What the task asks: Produce a verbatim copy of the entries listed below.

· · · ·

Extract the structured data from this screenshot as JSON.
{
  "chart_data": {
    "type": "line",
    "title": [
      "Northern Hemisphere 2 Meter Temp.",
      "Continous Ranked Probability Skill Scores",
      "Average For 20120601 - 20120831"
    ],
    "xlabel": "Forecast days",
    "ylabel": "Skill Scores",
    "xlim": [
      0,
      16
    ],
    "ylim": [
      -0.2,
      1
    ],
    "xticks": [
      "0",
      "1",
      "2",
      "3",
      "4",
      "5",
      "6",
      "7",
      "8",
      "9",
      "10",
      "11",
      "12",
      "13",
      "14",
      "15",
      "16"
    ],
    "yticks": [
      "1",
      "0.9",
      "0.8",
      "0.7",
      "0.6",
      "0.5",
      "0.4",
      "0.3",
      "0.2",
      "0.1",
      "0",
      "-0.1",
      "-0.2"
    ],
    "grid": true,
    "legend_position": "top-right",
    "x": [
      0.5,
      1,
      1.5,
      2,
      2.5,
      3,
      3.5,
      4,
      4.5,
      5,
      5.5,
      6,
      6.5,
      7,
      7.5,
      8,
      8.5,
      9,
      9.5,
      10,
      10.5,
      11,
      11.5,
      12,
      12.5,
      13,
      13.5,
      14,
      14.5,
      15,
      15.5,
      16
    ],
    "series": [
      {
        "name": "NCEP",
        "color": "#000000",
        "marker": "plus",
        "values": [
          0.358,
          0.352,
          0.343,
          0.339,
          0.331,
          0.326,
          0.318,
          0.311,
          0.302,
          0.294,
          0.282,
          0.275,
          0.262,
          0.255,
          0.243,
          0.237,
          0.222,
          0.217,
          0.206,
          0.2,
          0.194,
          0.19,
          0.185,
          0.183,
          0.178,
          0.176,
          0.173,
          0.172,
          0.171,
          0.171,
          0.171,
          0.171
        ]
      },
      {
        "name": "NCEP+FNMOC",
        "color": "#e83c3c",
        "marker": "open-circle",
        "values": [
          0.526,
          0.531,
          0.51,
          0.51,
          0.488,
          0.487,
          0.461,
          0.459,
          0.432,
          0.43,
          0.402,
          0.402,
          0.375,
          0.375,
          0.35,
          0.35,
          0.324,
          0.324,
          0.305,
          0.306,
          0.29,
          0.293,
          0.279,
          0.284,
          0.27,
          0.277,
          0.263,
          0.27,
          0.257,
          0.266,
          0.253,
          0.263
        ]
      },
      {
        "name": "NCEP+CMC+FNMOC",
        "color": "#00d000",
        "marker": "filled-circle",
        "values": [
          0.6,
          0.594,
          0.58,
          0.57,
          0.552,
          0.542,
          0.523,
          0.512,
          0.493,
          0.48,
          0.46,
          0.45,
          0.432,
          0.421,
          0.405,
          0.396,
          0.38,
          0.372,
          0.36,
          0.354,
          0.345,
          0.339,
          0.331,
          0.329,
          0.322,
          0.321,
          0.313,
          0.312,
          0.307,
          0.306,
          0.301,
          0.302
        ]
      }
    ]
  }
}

· · · ·

Answer for this exercise:
Extract the structured data from this screenshot as JSON.
{
  "chart_data": {
    "type": "line",
    "title": [
      "Northern Hemisphere 2 Meter Temp.",
      "Continous Ranked Probability Skill Scores",
      "Average For 20120601 - 20120831"
    ],
    "xlabel": "Forecast days",
    "ylabel": "Skill Scores",
    "xlim": [
      0,
      16
    ],
    "ylim": [
      -0.2,
      1
    ],
    "xticks": [
      "0",
      "1",
      "2",
      "3",
      "4",
      "5",
      "6",
      "7",
      "8",
      "9",
      "10",
      "11",
      "12",
      "13",
      "14",
      "15",
      "16"
    ],
    "yticks": [
      "1",
      "0.9",
      "0.8",
      "0.7",
      "0.6",
      "0.5",
      "0.4",
      "0.3",
      "0.2",
      "0.1",
      "0",
      "-0.1",
      "-0.2"
    ],
    "grid": true,
    "legend_position": "top-right",
    "x": [
      0.5,
      1,
      1.5,
      2,
      2.5,
      3,
      3.5,
      4,
      4.5,
      5,
      5.5,
      6,
      6.5,
      7,
      7.5,
      8,
      8.5,
      9,
      9.5,
      10,
      10.5,
      11,
      11.5,
      12,
      12.5,
      13,
      13.5,
      14,
      14.5,
      15,
      15.5,
      16
    ],
    "series": [
      {
        "name": "NCEP",
        "color": "#000000",
        "marker": "plus",
        "values": [
          0.358,
          0.352,
          0.343,
          0.339,
          0.331,
          0.326,
          0.318,
          0.311,
          0.302,
          0.294,
          0.282,
          0.275,
          0.262,
          0.255,
          0.243,
          0.237,
          0.222,
          0.217,
          0.206,
          0.2,
          0.194,
          0.19,
          0.185,
          0.183,
          0.178,
          0.176,
          0.173,
          0.172,
          0.171,
          0.171,
          0.171,
          0.171
        ]
      },
      {
        "name": "NCEP+FNMOC",
        "color": "#e83c3c",
        "marker": "open-circle",
        "values": [
          0.526,
          0.531,
          0.51,
          0.51,
          0.488,
          0.487,
          0.461,
          0.459,
          0.432,
          0.43,
          0.402,
          0.402,
          0.375,
          0.375,
          0.35,
          0.35,
          0.324,
          0.324,
          0.305,
          0.306,
          0.29,
          0.293,
          0.279,
          0.284,
          0.27,
          0.277,
          0.263,
          0.27,
          0.257,
          0.266,
          0.253,
          0.263
        ]
      },
      {
        "name": "NCEP+CMC+FNMOC",
        "color": "#00d000",
        "marker": "filled-circle",
        "values": [
          0.6,
          0.594,
          0.58,
          0.57,
          0.552,
          0.542,
          0.523,
          0.512,
          0.493,
          0.48,
          0.46,
          0.45,
          0.432,
          0.421,
          0.405,
          0.396,
          0.38,
          0.372,
          0.36,
          0.354,
          0.345,
          0.339,
          0.331,
          0.329,
          0.322,
          0.321,
          0.313,
          0.312,
          0.307,
          0.306,
          0.301,
          0.302
        ]
      }
    ]
  }
}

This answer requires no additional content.